### DATA FOR THIS TASK
________
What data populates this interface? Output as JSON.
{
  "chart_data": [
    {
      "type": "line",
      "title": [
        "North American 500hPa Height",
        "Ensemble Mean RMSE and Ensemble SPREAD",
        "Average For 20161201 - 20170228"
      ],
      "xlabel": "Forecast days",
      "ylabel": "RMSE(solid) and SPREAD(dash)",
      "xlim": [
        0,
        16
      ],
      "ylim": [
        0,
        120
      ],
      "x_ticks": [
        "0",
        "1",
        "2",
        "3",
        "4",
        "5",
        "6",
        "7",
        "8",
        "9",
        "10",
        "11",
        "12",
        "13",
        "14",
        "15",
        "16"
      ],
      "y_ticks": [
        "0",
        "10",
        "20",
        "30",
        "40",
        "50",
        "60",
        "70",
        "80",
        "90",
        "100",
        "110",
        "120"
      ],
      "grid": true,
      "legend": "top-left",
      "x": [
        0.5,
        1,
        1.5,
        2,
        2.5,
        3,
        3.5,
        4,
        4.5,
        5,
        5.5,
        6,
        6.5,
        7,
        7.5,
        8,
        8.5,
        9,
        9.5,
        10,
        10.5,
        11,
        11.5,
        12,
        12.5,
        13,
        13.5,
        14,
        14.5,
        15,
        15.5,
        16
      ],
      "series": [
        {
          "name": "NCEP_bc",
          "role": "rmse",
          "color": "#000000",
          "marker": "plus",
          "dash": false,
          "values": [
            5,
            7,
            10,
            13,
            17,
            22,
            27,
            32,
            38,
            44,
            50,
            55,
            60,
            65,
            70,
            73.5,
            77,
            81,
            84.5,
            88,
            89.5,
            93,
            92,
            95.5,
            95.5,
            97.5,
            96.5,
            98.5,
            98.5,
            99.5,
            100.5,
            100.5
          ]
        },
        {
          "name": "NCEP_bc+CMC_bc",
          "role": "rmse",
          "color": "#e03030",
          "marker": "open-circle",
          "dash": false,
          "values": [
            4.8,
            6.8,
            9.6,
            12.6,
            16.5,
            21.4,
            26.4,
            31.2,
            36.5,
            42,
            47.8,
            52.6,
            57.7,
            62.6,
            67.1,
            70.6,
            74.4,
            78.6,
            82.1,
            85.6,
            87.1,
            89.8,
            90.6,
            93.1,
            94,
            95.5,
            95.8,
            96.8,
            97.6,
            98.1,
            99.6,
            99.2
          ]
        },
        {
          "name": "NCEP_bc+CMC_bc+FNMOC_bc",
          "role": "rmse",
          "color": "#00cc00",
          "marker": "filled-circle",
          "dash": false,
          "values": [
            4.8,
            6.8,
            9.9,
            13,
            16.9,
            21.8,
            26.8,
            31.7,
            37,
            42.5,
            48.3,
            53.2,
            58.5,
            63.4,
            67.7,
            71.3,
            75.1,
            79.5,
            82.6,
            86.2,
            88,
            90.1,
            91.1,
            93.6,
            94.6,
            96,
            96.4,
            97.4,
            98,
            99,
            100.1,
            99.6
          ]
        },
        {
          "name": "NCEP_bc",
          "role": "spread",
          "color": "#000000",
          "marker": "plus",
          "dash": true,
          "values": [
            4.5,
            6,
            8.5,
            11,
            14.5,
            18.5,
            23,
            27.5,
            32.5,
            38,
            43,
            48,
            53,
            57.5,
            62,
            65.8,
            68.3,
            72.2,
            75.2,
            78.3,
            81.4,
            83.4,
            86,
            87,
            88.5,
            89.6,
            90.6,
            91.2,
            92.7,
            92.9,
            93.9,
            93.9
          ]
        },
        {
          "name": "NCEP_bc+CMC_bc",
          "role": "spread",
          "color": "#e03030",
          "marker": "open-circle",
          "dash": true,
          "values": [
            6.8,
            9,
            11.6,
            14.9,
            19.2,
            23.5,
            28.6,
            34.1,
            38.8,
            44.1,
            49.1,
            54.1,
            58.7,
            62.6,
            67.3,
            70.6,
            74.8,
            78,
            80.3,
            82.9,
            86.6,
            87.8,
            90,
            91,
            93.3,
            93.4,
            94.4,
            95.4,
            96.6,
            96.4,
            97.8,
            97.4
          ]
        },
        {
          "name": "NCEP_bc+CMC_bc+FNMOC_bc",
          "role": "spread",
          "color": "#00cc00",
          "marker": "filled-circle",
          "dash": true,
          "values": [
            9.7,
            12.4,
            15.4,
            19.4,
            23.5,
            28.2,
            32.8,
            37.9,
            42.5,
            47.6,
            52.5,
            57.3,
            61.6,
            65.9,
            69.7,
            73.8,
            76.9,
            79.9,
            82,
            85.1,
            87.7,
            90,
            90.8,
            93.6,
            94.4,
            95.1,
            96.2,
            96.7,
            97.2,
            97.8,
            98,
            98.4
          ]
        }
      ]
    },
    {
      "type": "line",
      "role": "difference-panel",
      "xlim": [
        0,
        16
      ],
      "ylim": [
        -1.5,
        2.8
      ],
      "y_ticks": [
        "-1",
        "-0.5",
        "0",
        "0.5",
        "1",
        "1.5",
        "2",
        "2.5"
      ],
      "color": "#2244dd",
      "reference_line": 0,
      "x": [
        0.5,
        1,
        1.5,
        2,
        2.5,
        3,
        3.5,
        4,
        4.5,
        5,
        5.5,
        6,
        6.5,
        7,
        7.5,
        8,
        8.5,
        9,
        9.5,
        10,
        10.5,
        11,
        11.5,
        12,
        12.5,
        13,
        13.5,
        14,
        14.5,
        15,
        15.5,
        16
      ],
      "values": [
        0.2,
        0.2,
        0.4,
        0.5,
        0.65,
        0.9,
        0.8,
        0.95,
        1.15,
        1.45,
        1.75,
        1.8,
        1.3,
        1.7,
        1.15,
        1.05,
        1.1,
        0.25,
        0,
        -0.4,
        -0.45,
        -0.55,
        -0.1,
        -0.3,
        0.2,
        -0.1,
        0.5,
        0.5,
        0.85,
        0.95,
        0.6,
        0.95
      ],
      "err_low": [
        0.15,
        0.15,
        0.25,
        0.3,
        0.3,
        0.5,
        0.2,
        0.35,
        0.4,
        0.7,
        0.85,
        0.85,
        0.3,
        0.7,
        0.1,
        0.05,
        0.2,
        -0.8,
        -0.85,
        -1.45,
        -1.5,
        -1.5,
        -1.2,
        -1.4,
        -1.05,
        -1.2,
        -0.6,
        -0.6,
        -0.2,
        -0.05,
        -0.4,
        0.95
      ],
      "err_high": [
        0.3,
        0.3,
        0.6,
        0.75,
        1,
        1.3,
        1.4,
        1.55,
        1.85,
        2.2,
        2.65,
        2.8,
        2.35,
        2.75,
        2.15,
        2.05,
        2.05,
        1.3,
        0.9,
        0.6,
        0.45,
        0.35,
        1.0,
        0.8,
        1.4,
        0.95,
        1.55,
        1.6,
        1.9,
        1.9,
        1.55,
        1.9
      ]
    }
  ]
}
________
### REQUIREMENT
Copy down the whole of the data above, matching it exactly.

### EXERCISE SOLUTION
What data populates this interface? Output as JSON.
{
  "chart_data": [
    {
      "type": "line",
      "title": [
        "North American 500hPa Height",
        "Ensemble Mean RMSE and Ensemble SPREAD",
        "Average For 20161201 - 20170228"
      ],
      "xlabel": "Forecast days",
      "ylabel": "RMSE(solid) and SPREAD(dash)",
      "xlim": [
        0,
        16
      ],
      "ylim": [
        0,
        120
      ],
      "x_ticks": [
        "0",
        "1",
        "2",
        "3",
        "4",
        "5",
        "6",
        "7",
        "8",
        "9",
        "10",
        "11",
        "12",
        "13",
        "14",
        "15",
        "16"
      ],
      "y_ticks": [
        "0",
        "10",
        "20",
        "30",
        "40",
        "50",
        "60",
        "70",
        "80",
        "90",
        "100",
        "110",
        "120"
      ],
      "grid": true,
      "legend": "top-left",
      "x": [
        0.5,
        1,
        1.5,
        2,
        2.5,
        3,
        3.5,
        4,
        4.5,
        5,
        5.5,
        6,
        6.5,
        7,
        7.5,
        8,
        8.5,
        9,
        9.5,
        10,
        10.5,
        11,
        11.5,
        12,
        12.5,
        13,
        13.5,
        14,
        14.5,
        15,
        15.5,
        16
      ],
      "series": [
        {
          "name": "NCEP_bc",
          "role": "rmse",
          "color": "#000000",
          "marker": "plus",
          "dash": false,
          "values": [
            5,
            7,
            10,
            13,
            17,
            22,
            27,
            32,
            38,
            44,
            50,
            55,
            60,
            65,
            70,
            73.5,
            77,
            81,
            84.5,
            88,
            89.5,
            93,
            92,
            95.5,
            95.5,
            97.5,
            96.5,
            98.5,
            98.5,
            99.5,
            100.5,
            100.5
          ]
        },
        {
          "name": "NCEP_bc+CMC_bc",
          "role": "rmse",
          "color": "#e03030",
          "marker": "open-circle",
          "dash": false,
          "values": [
            4.8,
            6.8,
            9.6,
            12.6,
            16.5,
            21.4,
            26.4,
            31.2,
            36.5,
            42,
            47.8,
            52.6,
            57.7,
            62.6,
            67.1,
            70.6,
            74.4,
            78.6,
            82.1,
            85.6,
            87.1,
            89.8,
            90.6,
            93.1,
            94,
            95.5,
            95.8,
            96.8,
            97.6,
            98.1,
            99.6,
            99.2
          ]
        },
        {
          "name": "NCEP_bc+CMC_bc+FNMOC_bc",
          "role": "rmse",
          "color": "#00cc00",
          "marker": "filled-circle",
          "dash": false,
          "values": [
            4.8,
            6.8,
            9.9,
            13,
            16.9,
            21.8,
            26.8,
            31.7,
            37,
            42.5,
            48.3,
            53.2,
            58.5,
            63.4,
            67.7,
            71.3,
            75.1,
            79.5,
            82.6,
            86.2,
            88,
            90.1,
            91.1,
            93.6,
            94.6,
            96,
            96.4,
            97.4,
            98,
            99,
            100.1,
            99.6
          ]
        },
        {
          "name": "NCEP_bc",
          "role": "spread",
          "color": "#000000",
          "marker": "plus",
          "dash": true,
          "values": [
            4.5,
            6,
            8.5,
            11,
            14.5,
            18.5,
            23,
            27.5,
            32.5,
            38,
            43,
            48,
            53,
            57.5,
            62,
            65.8,
            68.3,
            72.2,
            75.2,
            78.3,
            81.4,
            83.4,
            86,
            87,
            88.5,
            89.6,
            90.6,
            91.2,
            92.7,
            92.9,
            93.9,
            93.9
          ]
        },
        {
          "name": "NCEP_bc+CMC_bc",
          "role": "spread",
          "color": "#e03030",
          "marker": "open-circle",
          "dash": true,
          "values": [
            6.8,
            9,
            11.6,
            14.9,
            19.2,
            23.5,
            28.6,
            34.1,
            38.8,
            44.1,
            49.1,
            54.1,
            58.7,
            62.6,
            67.3,
            70.6,
            74.8,
            78,
            80.3,
            82.9,
            86.6,
            87.8,
            90,
            91,
            93.3,
            93.4,
            94.4,
            95.4,
            96.6,
            96.4,
            97.8,
            97.4
          ]
        },
        {
          "name": "NCEP_bc+CMC_bc+FNMOC_bc",
          "role": "spread",
          "color": "#00cc00",
          "marker": "filled-circle",
          "dash": true,
          "values": [
            9.7,
            12.4,
            15.4,
            19.4,
            23.5,
            28.2,
            32.8,
            37.9,
            42.5,
            47.6,
            52.5,
            57.3,
            61.6,
            65.9,
            69.7,
            73.8,
            76.9,
            79.9,
            82,
            85.1,
            87.7,
            90,
            90.8,
            93.6,
            94.4,
            95.1,
            96.2,
            96.7,
            97.2,
            97.8,
            98,
            98.4
          ]
        }
      ]
    },
    {
      "type": "line",
      "role": "difference-panel",
      "xlim": [
        0,
        16
      ],
      "ylim": [
        -1.5,
        2.8
      ],
      "y_ticks": [
        "-1",
        "-0.5",
        "0",
        "0.5",
        "1",
        "1.5",
        "2",
        "2.5"
      ],
      "color": "#2244dd",
      "reference_line": 0,
      "x": [
        0.5,
        1,
        1.5,
        2,
        2.5,
        3,
        3.5,
        4,
        4.5,
        5,
        5.5,
        6,
        6.5,
        7,
        7.5,
        8,
        8.5,
        9,
        9.5,
        10,
        10.5,
        11,
        11.5,
        12,
        12.5,
        13,
        13.5,
        14,
        14.5,
        15,
        15.5,
        16
      ],
      "values": [
        0.2,
        0.2,
        0.4,
        0.5,
        0.65,
        0.9,
        0.8,
        0.95,
        1.15,
        1.45,
        1.75,
        1.8,
        1.3,
        1.7,
        1.15,
        1.05,
        1.1,
        0.25,
        0,
        -0.4,
        -0.45,
        -0.55,
        -0.1,
        -0.3,
        0.2,
        -0.1,
        0.5,
        0.5,
        0.85,
        0.95,
        0.6,
        0.95
      ],
      "err_low": [
        0.15,
        0.15,
        0.25,
        0.3,
        0.3,
        0.5,
        0.2,
        0.35,
        0.4,
        0.7,
        0.85,
        0.85,
        0.3,
        0.7,
        0.1,
        0.05,
        0.2,
        -0.8,
        -0.85,
        -1.45,
        -1.5,
        -1.5,
        -1.2,
        -1.4,
        -1.05,
        -1.2,
        -0.6,
        -0.6,
        -0.2,
        -0.05,
        -0.4,
        0.95
      ],
      "err_high": [
        0.3,
        0.3,
        0.6,
        0.75,
        1,
        1.3,
        1.4,
        1.55,
        1.85,
        2.2,
        2.65,
        2.8,
        2.35,
        2.75,
        2.15,
        2.05,
        2.05,
        1.3,
        0.9,
        0.6,
        0.45,
        0.35,
        1.0,
        0.8,
        1.4,
        0.95,
        1.55,
        1.6,
        1.9,
        1.9,
        1.55,
        1.9
      ]
    }
  ]
}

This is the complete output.